▸ Brief 1:
From the insomnia passage, reproduce word for word the part that opens with the words containing "Symptoms of insomnia" and closes with "and some medicines.".
▸ Brief 2:
Using the insomnia passage, answer each question briefly.
(a) For how long must insomnia occur on most nights before it often needs treatment?
(b) Above what age is the risk of insomnia described as especially higher?
(c) What four conditions does the passage list that, combined with age, gender and history of depression, can make insomnia more likely?
▸ Brief 3:
Translate this sentence from the insomnia passage into Spanish: "Insomnia happens to everyone once in a while."

Provided passage START

If you have insomnia, you may have trouble falling asleep, staying asleep or waking up early in the morning. This leaves you feeling unrefreshed in the morning and tired, irritated and drained of energy the next day.

Insomnia happens to everyone once in a while. Insomnia that occurs most nights for at least 1 month often needs treatment.

Insomnia occurs in men and women. You may be at a higher risk for insomnia if you:

  • are older (especially older than age 60)
  • are a woman (especially after menopause)
  • have a history of depression or anxiety
  • are under a lot of stress
  • have other medical problems

Symptoms of insomnia include:

  • problems falling asleep
  • waking up during the night without going back to sleep
  • waking up too early in the morning
  • feeling unrefreshed in the morning

There are some conditions which, when combined with age, gender and history of depression, can make insomnia more likely. These include stress, anxiety, a medical problem and some medicines.

Provided passage END
Entries supplied START

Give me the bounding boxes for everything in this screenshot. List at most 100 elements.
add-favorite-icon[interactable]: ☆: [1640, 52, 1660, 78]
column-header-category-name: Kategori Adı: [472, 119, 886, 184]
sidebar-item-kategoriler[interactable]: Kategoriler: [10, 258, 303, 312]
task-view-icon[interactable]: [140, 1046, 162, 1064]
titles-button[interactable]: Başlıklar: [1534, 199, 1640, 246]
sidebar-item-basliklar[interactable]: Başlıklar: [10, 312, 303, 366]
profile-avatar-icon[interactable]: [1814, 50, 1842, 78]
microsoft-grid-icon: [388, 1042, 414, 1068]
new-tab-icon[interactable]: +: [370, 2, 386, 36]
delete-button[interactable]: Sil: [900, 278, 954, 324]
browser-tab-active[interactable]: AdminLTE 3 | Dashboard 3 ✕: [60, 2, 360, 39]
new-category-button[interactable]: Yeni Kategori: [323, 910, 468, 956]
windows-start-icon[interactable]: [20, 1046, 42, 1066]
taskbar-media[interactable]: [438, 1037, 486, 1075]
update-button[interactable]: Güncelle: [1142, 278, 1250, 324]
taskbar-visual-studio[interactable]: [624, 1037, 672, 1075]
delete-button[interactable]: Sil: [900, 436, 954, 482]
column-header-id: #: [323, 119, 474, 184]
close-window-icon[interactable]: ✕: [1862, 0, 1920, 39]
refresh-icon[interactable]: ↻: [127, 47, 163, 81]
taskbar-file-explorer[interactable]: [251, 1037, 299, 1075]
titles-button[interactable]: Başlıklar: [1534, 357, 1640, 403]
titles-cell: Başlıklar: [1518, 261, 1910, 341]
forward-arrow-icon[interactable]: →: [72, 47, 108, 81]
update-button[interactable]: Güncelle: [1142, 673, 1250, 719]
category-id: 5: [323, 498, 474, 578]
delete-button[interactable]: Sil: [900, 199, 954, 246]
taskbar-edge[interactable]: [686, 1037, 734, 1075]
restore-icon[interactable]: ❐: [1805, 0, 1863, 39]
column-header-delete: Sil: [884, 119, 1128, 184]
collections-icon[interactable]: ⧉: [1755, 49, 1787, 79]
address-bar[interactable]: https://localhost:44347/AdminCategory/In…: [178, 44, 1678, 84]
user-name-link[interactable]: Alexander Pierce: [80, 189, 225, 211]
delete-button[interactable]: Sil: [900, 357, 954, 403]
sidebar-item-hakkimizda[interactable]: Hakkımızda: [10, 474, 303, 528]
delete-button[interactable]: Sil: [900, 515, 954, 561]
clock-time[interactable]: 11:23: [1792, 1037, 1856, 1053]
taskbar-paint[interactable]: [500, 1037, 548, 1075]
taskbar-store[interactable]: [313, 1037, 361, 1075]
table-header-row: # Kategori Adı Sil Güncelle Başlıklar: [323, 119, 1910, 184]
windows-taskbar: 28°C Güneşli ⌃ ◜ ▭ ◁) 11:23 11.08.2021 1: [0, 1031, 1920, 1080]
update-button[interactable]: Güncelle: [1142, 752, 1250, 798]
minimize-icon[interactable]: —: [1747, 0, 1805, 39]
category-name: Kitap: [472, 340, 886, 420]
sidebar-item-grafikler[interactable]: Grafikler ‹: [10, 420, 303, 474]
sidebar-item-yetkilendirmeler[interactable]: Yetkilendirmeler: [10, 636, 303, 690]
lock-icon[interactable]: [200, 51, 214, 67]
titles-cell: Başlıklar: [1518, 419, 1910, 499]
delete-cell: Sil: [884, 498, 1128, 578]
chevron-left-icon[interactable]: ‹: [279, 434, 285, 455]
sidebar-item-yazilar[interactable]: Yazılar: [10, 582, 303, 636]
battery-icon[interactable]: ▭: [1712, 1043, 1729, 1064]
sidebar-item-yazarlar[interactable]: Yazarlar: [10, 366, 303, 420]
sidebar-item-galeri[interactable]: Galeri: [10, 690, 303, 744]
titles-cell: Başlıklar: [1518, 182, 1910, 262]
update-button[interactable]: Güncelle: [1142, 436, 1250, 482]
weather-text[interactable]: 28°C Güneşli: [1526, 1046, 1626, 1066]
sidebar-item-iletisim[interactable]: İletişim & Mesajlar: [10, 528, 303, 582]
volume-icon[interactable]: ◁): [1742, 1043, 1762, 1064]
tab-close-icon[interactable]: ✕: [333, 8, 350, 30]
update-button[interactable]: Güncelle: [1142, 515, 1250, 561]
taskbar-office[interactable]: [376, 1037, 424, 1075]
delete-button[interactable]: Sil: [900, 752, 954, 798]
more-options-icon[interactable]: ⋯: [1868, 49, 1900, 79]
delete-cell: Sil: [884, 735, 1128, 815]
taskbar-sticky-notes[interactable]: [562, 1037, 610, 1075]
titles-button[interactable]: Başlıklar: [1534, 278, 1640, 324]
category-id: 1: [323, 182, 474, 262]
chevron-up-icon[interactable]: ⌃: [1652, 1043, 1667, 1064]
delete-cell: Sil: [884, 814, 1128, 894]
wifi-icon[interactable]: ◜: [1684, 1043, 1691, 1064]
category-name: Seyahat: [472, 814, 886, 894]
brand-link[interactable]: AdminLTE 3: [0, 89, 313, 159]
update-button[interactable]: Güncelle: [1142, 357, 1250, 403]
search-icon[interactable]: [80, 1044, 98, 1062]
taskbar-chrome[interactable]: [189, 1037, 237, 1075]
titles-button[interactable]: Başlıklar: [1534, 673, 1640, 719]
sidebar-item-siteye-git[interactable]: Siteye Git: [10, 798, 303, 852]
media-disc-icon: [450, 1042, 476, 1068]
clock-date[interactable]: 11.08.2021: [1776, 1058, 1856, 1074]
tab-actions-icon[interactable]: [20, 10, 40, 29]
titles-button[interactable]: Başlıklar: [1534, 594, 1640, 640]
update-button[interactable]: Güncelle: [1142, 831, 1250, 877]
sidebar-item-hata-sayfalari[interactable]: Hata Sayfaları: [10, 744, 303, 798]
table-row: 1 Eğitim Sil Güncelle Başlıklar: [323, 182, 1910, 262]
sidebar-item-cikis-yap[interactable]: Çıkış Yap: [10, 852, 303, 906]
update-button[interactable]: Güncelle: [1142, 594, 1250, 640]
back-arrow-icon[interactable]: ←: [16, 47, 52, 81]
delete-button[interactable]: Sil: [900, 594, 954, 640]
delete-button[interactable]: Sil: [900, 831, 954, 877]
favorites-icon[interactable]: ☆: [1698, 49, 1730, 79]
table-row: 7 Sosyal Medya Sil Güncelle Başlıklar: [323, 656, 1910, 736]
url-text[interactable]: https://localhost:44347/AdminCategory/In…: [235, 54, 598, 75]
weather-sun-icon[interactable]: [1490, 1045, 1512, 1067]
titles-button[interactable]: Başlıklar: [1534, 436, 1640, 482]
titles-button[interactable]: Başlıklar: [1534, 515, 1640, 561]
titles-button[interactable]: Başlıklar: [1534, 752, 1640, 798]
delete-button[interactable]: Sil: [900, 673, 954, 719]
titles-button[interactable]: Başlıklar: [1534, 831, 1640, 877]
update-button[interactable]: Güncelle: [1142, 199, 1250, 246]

Entries supplied END

▸ Task solution 1:
Symptoms of insomnia include:

  • problems falling asleep
  • waking up during the night without going back to sleep
  • waking up too early in the morning
  • feeling unrefreshed in the morning

There are some conditions which, when combined with age, gender and history of depression, can make insomnia more likely. These include stress, anxiety, a medical problem and some medicines.

▸ Task solution 2:
(a) At least 1 month.
(b) Age 60.
(c) Stress, anxiety, a medical problem and some medicines.

▸ Task solution 3:
El insomnio le ocurre a todo el mundo de vez en cuando.